- [DATA FOR THE TASK]
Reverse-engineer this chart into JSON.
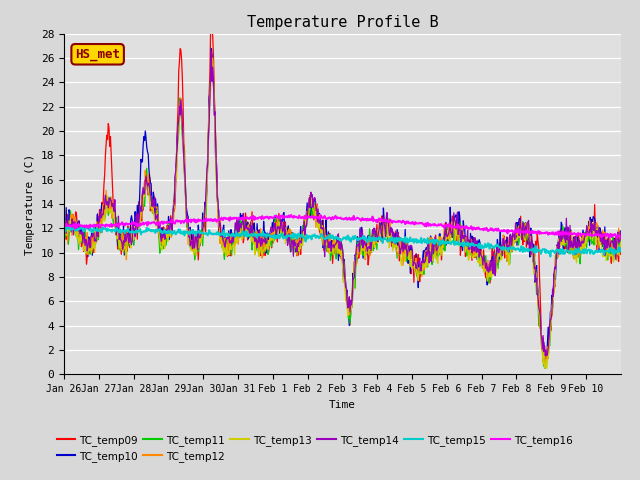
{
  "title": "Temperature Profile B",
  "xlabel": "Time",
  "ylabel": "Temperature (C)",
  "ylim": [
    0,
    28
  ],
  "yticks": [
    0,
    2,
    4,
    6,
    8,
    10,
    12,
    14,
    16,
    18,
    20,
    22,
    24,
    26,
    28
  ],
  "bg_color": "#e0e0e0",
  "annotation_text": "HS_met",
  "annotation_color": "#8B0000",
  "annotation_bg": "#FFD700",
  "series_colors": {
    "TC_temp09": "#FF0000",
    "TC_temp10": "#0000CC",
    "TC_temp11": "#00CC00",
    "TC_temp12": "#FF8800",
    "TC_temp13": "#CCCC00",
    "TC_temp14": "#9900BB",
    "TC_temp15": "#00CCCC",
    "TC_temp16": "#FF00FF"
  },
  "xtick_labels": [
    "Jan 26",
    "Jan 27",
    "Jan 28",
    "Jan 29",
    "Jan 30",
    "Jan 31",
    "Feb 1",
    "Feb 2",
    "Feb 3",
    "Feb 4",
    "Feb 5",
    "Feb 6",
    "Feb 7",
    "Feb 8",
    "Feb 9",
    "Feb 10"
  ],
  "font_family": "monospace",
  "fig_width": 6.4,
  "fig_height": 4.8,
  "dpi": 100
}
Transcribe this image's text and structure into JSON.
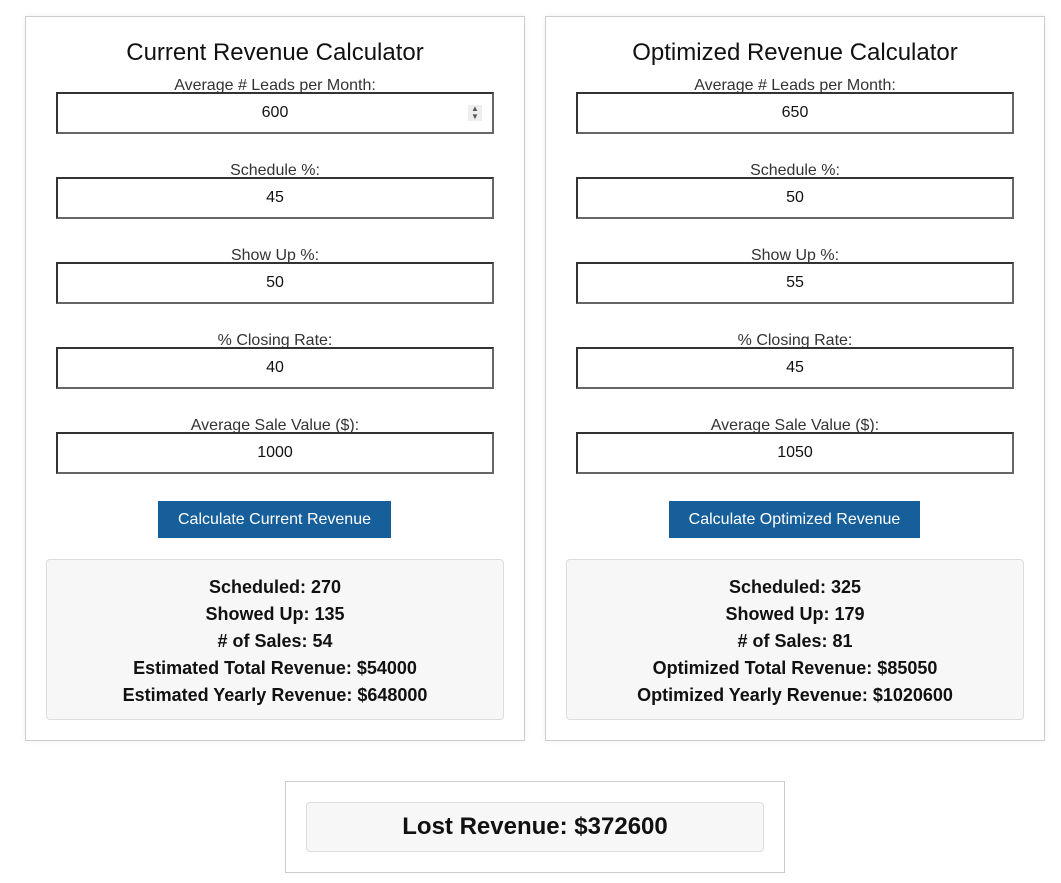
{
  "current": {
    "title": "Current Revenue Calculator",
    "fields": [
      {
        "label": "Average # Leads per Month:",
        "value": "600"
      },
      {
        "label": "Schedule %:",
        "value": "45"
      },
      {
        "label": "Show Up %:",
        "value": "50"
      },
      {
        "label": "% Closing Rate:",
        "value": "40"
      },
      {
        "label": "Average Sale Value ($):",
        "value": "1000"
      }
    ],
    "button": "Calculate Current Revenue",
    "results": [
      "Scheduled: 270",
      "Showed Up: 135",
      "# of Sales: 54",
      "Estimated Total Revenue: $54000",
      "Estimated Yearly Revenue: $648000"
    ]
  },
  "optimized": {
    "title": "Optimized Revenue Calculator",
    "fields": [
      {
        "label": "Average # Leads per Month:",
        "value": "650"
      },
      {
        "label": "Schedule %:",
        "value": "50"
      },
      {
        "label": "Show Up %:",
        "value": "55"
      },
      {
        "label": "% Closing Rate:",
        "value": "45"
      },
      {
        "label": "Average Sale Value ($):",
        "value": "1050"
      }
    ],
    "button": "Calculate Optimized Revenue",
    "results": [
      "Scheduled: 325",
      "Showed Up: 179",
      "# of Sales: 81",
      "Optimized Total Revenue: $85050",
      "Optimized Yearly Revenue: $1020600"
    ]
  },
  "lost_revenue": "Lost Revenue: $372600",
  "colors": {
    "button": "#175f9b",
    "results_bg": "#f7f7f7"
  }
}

- [YOUR INSTRUCTIONS] Pick out each line that holds the string "Temperature".

- [COMPLETED TASK]
  "title": "Temperature Profile B",
  "ylabel": "Temperature (C)",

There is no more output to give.